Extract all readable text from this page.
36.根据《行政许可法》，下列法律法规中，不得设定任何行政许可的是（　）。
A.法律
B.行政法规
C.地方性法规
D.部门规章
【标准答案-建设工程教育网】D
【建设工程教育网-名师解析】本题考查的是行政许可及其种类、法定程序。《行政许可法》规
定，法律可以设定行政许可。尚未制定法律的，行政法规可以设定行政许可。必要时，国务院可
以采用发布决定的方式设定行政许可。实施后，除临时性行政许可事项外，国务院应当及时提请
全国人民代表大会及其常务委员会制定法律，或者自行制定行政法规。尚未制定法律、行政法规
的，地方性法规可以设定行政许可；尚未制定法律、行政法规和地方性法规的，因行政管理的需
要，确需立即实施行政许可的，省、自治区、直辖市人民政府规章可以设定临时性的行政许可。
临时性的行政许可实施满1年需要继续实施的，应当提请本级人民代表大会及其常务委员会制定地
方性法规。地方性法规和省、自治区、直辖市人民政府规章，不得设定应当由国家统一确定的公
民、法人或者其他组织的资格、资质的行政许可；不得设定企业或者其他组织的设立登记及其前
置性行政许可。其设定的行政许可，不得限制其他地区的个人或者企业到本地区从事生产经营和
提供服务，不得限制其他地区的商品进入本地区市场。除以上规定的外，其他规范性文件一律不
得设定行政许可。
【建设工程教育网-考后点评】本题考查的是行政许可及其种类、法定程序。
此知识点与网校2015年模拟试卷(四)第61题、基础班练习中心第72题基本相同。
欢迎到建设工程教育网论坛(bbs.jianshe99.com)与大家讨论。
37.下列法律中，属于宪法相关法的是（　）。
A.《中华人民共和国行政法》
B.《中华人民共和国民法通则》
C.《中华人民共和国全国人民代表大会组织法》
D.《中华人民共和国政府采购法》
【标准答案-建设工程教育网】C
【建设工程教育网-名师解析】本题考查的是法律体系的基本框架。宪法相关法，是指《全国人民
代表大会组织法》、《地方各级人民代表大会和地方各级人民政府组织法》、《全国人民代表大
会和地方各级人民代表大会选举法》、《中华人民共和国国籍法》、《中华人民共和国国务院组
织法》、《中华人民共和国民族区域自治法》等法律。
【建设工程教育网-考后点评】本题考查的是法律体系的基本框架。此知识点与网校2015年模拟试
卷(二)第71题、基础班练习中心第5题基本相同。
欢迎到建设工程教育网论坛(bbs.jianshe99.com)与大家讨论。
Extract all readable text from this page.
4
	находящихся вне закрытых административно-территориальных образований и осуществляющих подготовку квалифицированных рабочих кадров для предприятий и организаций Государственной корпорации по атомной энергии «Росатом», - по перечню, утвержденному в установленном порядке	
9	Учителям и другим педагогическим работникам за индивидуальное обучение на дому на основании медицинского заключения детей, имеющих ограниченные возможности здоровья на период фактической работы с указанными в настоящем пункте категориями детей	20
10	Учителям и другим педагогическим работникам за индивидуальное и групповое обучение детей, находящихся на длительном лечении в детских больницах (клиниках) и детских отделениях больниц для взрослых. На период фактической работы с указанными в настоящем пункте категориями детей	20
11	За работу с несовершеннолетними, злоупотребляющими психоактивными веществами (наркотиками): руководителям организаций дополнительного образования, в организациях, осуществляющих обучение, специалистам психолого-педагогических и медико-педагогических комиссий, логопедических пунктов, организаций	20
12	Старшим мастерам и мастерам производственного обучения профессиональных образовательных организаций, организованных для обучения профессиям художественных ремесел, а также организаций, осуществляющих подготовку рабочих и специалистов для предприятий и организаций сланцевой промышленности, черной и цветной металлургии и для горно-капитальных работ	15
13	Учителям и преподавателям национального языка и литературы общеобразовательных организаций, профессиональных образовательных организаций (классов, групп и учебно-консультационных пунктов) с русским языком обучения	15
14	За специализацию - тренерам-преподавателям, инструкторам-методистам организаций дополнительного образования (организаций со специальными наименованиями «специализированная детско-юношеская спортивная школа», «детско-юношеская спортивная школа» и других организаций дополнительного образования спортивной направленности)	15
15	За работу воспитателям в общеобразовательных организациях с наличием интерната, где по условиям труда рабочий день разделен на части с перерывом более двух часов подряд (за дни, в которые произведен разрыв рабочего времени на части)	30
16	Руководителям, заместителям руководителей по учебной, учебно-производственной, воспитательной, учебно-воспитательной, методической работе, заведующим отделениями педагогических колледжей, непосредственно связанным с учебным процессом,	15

• _The task_: List every line above containing the word "Учителям".

• _Solved exercise_:
9	Учителям и другим педагогическим работникам за индивидуальное обучение на дому на основании медицинского заключения детей, имеющих ограниченные возможности здоровья на период фактической работы с указанными в настоящем пункте категориями детей	20
10	Учителям и другим педагогическим работникам за индивидуальное и групповое обучение детей, находящихся на длительном лечении в детских больницах (клиниках) и детских отделениях больниц для взрослых. На период фактической работы с указанными в настоящем пункте категориями детей	20
13	Учителям и преподавателям национального языка и литературы общеобразовательных организаций, профессиональных образовательных организаций (классов, групп и учебно-консультационных пунктов) с русским языком обучения	15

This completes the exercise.